Retype everything in the listing, leaving each line exactly as it is.
━━━━
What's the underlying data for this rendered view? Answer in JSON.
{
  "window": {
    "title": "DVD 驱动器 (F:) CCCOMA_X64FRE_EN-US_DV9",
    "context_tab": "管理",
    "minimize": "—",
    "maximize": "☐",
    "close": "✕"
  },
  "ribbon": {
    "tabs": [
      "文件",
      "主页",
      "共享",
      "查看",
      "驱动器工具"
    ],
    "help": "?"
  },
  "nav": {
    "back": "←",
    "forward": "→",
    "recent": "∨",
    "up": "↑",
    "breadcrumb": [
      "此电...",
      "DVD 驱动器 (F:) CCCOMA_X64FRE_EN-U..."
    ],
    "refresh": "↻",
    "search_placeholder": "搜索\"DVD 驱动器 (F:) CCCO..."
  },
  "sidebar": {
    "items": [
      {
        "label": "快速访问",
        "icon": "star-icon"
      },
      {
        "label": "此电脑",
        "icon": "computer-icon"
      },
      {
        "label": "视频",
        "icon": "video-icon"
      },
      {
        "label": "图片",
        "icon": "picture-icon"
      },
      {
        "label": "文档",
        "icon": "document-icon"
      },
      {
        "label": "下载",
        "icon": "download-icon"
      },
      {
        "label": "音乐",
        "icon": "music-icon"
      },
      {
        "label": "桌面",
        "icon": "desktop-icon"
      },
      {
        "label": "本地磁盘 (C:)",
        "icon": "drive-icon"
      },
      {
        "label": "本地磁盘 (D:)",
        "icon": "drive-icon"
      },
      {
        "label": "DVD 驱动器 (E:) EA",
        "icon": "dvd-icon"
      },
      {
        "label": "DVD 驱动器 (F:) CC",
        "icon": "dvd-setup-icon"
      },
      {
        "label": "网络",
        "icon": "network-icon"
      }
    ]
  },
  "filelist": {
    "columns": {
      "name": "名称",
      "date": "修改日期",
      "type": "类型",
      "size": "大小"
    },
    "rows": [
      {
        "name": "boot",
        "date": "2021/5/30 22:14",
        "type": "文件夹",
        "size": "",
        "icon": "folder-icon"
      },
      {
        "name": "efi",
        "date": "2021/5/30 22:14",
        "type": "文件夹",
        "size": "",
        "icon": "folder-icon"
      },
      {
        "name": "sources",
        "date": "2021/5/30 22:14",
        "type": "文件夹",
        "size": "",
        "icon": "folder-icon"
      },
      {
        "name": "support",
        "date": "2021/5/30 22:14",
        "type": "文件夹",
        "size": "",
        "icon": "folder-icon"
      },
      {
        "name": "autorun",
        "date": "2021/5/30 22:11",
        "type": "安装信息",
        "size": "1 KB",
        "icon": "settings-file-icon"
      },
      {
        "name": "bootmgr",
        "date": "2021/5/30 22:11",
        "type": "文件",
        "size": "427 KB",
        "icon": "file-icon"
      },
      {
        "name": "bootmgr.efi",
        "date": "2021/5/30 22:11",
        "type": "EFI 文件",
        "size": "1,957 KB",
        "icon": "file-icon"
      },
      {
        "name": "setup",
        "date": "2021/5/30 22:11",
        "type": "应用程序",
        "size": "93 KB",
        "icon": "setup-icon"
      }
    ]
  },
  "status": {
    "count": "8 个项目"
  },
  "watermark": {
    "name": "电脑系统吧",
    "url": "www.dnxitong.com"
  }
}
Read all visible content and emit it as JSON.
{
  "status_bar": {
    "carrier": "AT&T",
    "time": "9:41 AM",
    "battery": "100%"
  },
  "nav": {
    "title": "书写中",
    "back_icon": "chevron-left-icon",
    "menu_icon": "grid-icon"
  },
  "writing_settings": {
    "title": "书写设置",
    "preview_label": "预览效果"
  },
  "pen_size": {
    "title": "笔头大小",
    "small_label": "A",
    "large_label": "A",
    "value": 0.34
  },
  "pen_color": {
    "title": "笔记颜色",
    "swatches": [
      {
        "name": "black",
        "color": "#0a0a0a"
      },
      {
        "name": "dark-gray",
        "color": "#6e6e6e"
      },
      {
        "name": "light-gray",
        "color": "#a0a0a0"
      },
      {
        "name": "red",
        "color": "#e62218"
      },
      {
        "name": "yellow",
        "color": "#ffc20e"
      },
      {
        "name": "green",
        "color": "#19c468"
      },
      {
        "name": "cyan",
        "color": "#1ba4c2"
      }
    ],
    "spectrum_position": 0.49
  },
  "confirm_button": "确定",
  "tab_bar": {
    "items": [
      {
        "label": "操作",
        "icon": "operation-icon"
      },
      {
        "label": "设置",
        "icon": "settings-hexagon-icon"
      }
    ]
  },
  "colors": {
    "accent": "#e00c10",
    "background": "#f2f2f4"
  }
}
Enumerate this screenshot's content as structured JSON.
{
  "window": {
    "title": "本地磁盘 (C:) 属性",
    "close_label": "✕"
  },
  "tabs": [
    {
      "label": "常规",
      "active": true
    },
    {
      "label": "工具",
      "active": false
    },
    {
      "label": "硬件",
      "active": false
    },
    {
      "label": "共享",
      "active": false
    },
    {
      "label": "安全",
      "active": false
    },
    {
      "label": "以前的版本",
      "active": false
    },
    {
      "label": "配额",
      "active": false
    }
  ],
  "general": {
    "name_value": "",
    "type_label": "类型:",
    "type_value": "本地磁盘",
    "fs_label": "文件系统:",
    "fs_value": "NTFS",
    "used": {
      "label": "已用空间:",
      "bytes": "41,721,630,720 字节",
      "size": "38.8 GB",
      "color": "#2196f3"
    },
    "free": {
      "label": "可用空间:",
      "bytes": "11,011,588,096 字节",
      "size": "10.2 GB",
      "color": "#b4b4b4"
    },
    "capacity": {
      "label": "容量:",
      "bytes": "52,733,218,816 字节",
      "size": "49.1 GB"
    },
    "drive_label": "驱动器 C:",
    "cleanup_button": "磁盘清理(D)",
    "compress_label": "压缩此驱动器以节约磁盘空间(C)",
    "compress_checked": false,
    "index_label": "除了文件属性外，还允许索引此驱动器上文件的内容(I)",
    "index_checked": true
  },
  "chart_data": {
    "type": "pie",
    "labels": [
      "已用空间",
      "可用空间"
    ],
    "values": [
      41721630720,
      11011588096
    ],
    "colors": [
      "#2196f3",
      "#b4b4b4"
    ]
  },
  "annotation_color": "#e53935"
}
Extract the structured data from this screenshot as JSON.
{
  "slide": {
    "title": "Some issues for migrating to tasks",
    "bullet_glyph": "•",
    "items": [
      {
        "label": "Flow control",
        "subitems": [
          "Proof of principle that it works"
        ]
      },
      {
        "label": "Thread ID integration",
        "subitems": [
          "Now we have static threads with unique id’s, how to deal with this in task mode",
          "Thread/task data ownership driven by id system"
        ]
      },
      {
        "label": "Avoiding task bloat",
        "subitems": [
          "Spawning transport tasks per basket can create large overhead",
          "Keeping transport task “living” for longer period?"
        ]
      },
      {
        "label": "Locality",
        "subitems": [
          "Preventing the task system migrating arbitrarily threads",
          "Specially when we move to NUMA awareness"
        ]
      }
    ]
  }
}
━━━━
Output of the exercise:
What's the underlying data for this rendered view? Answer in JSON.
{
  "window": {
    "title": "DVD 驱动器 (F:) CCCOMA_X64FRE_EN-US_DV9",
    "context_tab": "管理",
    "minimize": "—",
    "maximize": "☐",
    "close": "✕"
  },
  "ribbon": {
    "tabs": [
      "文件",
      "主页",
      "共享",
      "查看",
      "驱动器工具"
    ],
    "help": "?"
  },
  "nav": {
    "back": "←",
    "forward": "→",
    "recent": "∨",
    "up": "↑",
    "breadcrumb": [
      "此电...",
      "DVD 驱动器 (F:) CCCOMA_X64FRE_EN-U..."
    ],
    "refresh": "↻",
    "search_placeholder": "搜索\"DVD 驱动器 (F:) CCCO..."
  },
  "sidebar": {
    "items": [
      {
        "label": "快速访问",
        "icon": "star-icon"
      },
      {
        "label": "此电脑",
        "icon": "computer-icon"
      },
      {
        "label": "视频",
        "icon": "video-icon"
      },
      {
        "label": "图片",
        "icon": "picture-icon"
      },
      {
        "label": "文档",
        "icon": "document-icon"
      },
      {
        "label": "下载",
        "icon": "download-icon"
      },
      {
        "label": "音乐",
        "icon": "music-icon"
      },
      {
        "label": "桌面",
        "icon": "desktop-icon"
      },
      {
        "label": "本地磁盘 (C:)",
        "icon": "drive-icon"
      },
      {
        "label": "本地磁盘 (D:)",
        "icon": "drive-icon"
      },
      {
        "label": "DVD 驱动器 (E:) EA",
        "icon": "dvd-icon"
      },
      {
        "label": "DVD 驱动器 (F:) CC",
        "icon": "dvd-setup-icon"
      },
      {
        "label": "网络",
        "icon": "network-icon"
      }
    ]
  },
  "filelist": {
    "columns": {
      "name": "名称",
      "date": "修改日期",
      "type": "类型",
      "size": "大小"
    },
    "rows": [
      {
        "name": "boot",
        "date": "2021/5/30 22:14",
        "type": "文件夹",
        "size": "",
        "icon": "folder-icon"
      },
      {
        "name": "efi",
        "date": "2021/5/30 22:14",
        "type": "文件夹",
        "size": "",
        "icon": "folder-icon"
      },
      {
        "name": "sources",
        "date": "2021/5/30 22:14",
        "type": "文件夹",
        "size": "",
        "icon": "folder-icon"
      },
      {
        "name": "support",
        "date": "2021/5/30 22:14",
        "type": "文件夹",
        "size": "",
        "icon": "folder-icon"
      },
      {
        "name": "autorun",
        "date": "2021/5/30 22:11",
        "type": "安装信息",
        "size": "1 KB",
        "icon": "settings-file-icon"
      },
      {
        "name": "bootmgr",
        "date": "2021/5/30 22:11",
        "type": "文件",
        "size": "427 KB",
        "icon": "file-icon"
      },
      {
        "name": "bootmgr.efi",
        "date": "2021/5/30 22:11",
        "type": "EFI 文件",
        "size": "1,957 KB",
        "icon": "file-icon"
      },
      {
        "name": "setup",
        "date": "2021/5/30 22:11",
        "type": "应用程序",
        "size": "93 KB",
        "icon": "setup-icon"
      }
    ]
  },
  "status": {
    "count": "8 个项目"
  },
  "watermark": {
    "name": "电脑系统吧",
    "url": "www.dnxitong.com"
  }
}
Read all visible content and emit it as JSON.
{
  "status_bar": {
    "carrier": "AT&T",
    "time": "9:41 AM",
    "battery": "100%"
  },
  "nav": {
    "title": "书写中",
    "back_icon": "chevron-left-icon",
    "menu_icon": "grid-icon"
  },
  "writing_settings": {
    "title": "书写设置",
    "preview_label": "预览效果"
  },
  "pen_size": {
    "title": "笔头大小",
    "small_label": "A",
    "large_label": "A",
    "value": 0.34
  },
  "pen_color": {
    "title": "笔记颜色",
    "swatches": [
      {
        "name": "black",
        "color": "#0a0a0a"
      },
      {
        "name": "dark-gray",
        "color": "#6e6e6e"
      },
      {
        "name": "light-gray",
        "color": "#a0a0a0"
      },
      {
        "name": "red",
        "color": "#e62218"
      },
      {
        "name": "yellow",
        "color": "#ffc20e"
      },
      {
        "name": "green",
        "color": "#19c468"
      },
      {
        "name": "cyan",
        "color": "#1ba4c2"
      }
    ],
    "spectrum_position": 0.49
  },
  "confirm_button": "确定",
  "tab_bar": {
    "items": [
      {
        "label": "操作",
        "icon": "operation-icon"
      },
      {
        "label": "设置",
        "icon": "settings-hexagon-icon"
      }
    ]
  },
  "colors": {
    "accent": "#e00c10",
    "background": "#f2f2f4"
  }
}
Enumerate this screenshot's content as structured JSON.
{
  "window": {
    "title": "本地磁盘 (C:) 属性",
    "close_label": "✕"
  },
  "tabs": [
    {
      "label": "常规",
      "active": true
    },
    {
      "label": "工具",
      "active": false
    },
    {
      "label": "硬件",
      "active": false
    },
    {
      "label": "共享",
      "active": false
    },
    {
      "label": "安全",
      "active": false
    },
    {
      "label": "以前的版本",
      "active": false
    },
    {
      "label": "配额",
      "active": false
    }
  ],
  "general": {
    "name_value": "",
    "type_label": "类型:",
    "type_value": "本地磁盘",
    "fs_label": "文件系统:",
    "fs_value": "NTFS",
    "used": {
      "label": "已用空间:",
      "bytes": "41,721,630,720 字节",
      "size": "38.8 GB",
      "color": "#2196f3"
    },
    "free": {
      "label": "可用空间:",
      "bytes": "11,011,588,096 字节",
      "size": "10.2 GB",
      "color": "#b4b4b4"
    },
    "capacity": {
      "label": "容量:",
      "bytes": "52,733,218,816 字节",
      "size": "49.1 GB"
    },
    "drive_label": "驱动器 C:",
    "cleanup_button": "磁盘清理(D)",
    "compress_label": "压缩此驱动器以节约磁盘空间(C)",
    "compress_checked": false,
    "index_label": "除了文件属性外，还允许索引此驱动器上文件的内容(I)",
    "index_checked": true
  },
  "chart_data": {
    "type": "pie",
    "labels": [
      "已用空间",
      "可用空间"
    ],
    "values": [
      41721630720,
      11011588096
    ],
    "colors": [
      "#2196f3",
      "#b4b4b4"
    ]
  },
  "annotation_color": "#e53935"
}
Extract the structured data from this screenshot as JSON.
{
  "slide": {
    "title": "Some issues for migrating to tasks",
    "bullet_glyph": "•",
    "items": [
      {
        "label": "Flow control",
        "subitems": [
          "Proof of principle that it works"
        ]
      },
      {
        "label": "Thread ID integration",
        "subitems": [
          "Now we have static threads with unique id’s, how to deal with this in task mode",
          "Thread/task data ownership driven by id system"
        ]
      },
      {
        "label": "Avoiding task bloat",
        "subitems": [
          "Spawning transport tasks per basket can create large overhead",
          "Keeping transport task “living” for longer period?"
        ]
      },
      {
        "label": "Locality",
        "subitems": [
          "Preventing the task system migrating arbitrarily threads",
          "Specially when we move to NUMA awareness"
        ]
      }
    ]
  }
}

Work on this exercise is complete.